# start of Data shown
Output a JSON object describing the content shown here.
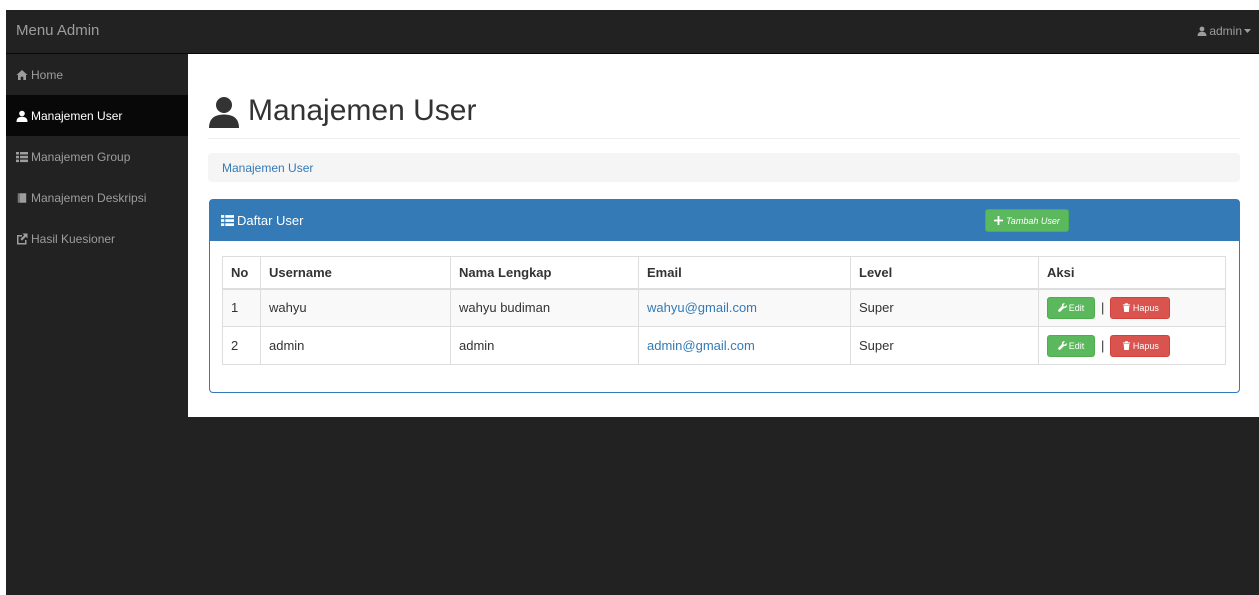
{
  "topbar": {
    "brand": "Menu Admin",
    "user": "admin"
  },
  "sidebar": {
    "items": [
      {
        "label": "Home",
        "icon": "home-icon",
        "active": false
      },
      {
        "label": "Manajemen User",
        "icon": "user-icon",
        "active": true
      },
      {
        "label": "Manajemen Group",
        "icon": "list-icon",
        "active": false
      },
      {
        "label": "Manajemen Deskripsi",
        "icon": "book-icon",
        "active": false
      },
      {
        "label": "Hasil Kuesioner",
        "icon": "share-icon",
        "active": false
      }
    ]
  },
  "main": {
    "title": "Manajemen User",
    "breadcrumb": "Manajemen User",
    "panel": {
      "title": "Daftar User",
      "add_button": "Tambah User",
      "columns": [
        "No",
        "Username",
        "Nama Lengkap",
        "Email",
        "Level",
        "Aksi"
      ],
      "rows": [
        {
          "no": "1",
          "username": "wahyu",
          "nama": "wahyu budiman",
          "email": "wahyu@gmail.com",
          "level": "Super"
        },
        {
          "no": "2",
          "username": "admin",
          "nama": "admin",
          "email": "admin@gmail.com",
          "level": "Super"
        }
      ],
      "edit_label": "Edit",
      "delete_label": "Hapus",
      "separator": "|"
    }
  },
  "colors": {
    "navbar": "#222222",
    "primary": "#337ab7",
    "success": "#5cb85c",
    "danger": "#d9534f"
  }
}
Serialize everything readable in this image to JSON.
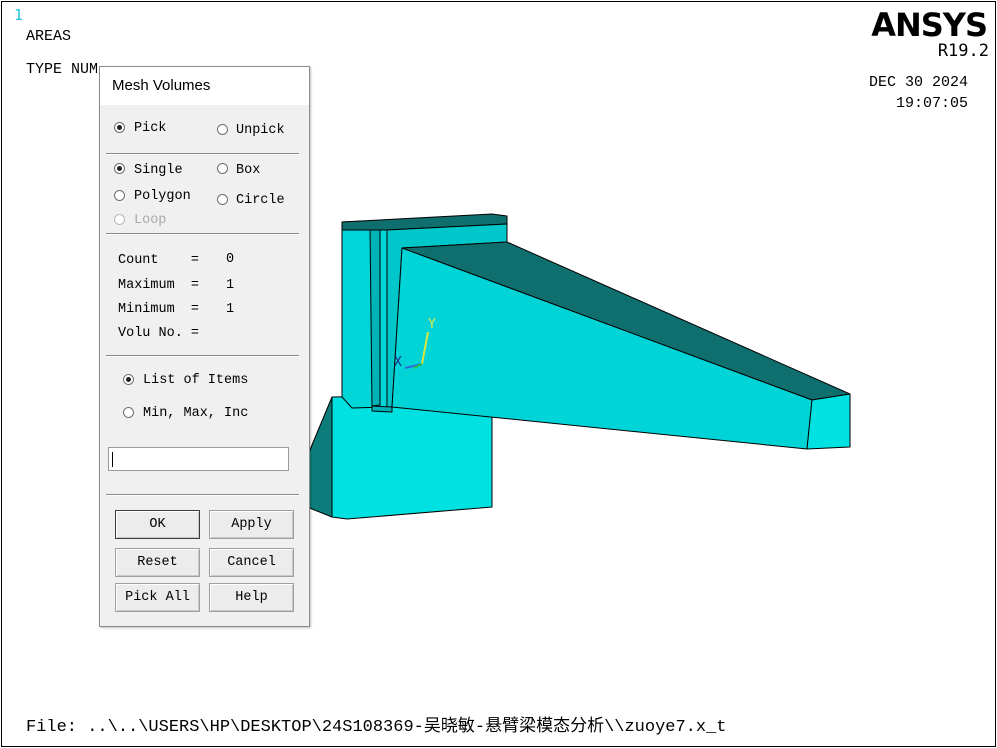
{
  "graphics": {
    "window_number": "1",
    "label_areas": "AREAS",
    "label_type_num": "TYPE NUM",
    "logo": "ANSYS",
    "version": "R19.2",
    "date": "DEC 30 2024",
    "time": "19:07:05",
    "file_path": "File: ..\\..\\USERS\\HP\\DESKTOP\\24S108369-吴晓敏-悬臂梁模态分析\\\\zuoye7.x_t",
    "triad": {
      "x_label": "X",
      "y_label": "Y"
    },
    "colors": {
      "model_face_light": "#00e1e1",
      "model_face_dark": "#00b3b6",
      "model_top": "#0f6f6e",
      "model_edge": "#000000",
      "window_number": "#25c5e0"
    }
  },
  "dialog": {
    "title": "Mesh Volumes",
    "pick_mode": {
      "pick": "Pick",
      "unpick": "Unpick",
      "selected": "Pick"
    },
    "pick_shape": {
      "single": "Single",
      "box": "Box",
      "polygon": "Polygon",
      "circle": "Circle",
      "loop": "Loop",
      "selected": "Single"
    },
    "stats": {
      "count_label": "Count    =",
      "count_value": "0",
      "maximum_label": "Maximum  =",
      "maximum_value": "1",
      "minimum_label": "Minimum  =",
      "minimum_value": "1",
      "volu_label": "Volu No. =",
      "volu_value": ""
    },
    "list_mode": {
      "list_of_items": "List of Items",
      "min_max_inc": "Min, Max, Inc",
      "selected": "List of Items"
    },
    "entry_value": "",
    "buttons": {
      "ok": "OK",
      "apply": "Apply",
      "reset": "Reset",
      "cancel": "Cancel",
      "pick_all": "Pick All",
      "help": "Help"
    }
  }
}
# end of Data shown
*What the task requires*:
Reproduce word for word only the lines between the line containing "Serialize everything readable" and the end of the listing above, both included, and drop any pictures.

*Response*:
Serialize everything readable in this image to JSON.
{
  "graphics": {
    "window_number": "1",
    "label_areas": "AREAS",
    "label_type_num": "TYPE NUM",
    "logo": "ANSYS",
    "version": "R19.2",
    "date": "DEC 30 2024",
    "time": "19:07:05",
    "file_path": "File: ..\\..\\USERS\\HP\\DESKTOP\\24S108369-吴晓敏-悬臂梁模态分析\\\\zuoye7.x_t",
    "triad": {
      "x_label": "X",
      "y_label": "Y"
    },
    "colors": {
      "model_face_light": "#00e1e1",
      "model_face_dark": "#00b3b6",
      "model_top": "#0f6f6e",
      "model_edge": "#000000",
      "window_number": "#25c5e0"
    }
  },
  "dialog": {
    "title": "Mesh Volumes",
    "pick_mode": {
      "pick": "Pick",
      "unpick": "Unpick",
      "selected": "Pick"
    },
    "pick_shape": {
      "single": "Single",
      "box": "Box",
      "polygon": "Polygon",
      "circle": "Circle",
      "loop": "Loop",
      "selected": "Single"
    },
    "stats": {
      "count_label": "Count    =",
      "count_value": "0",
      "maximum_label": "Maximum  =",
      "maximum_value": "1",
      "minimum_label": "Minimum  =",
      "minimum_value": "1",
      "volu_label": "Volu No. =",
      "volu_value": ""
    },
    "list_mode": {
      "list_of_items": "List of Items",
      "min_max_inc": "Min, Max, Inc",
      "selected": "List of Items"
    },
    "entry_value": "",
    "buttons": {
      "ok": "OK",
      "apply": "Apply",
      "reset": "Reset",
      "cancel": "Cancel",
      "pick_all": "Pick All",
      "help": "Help"
    }
  }
}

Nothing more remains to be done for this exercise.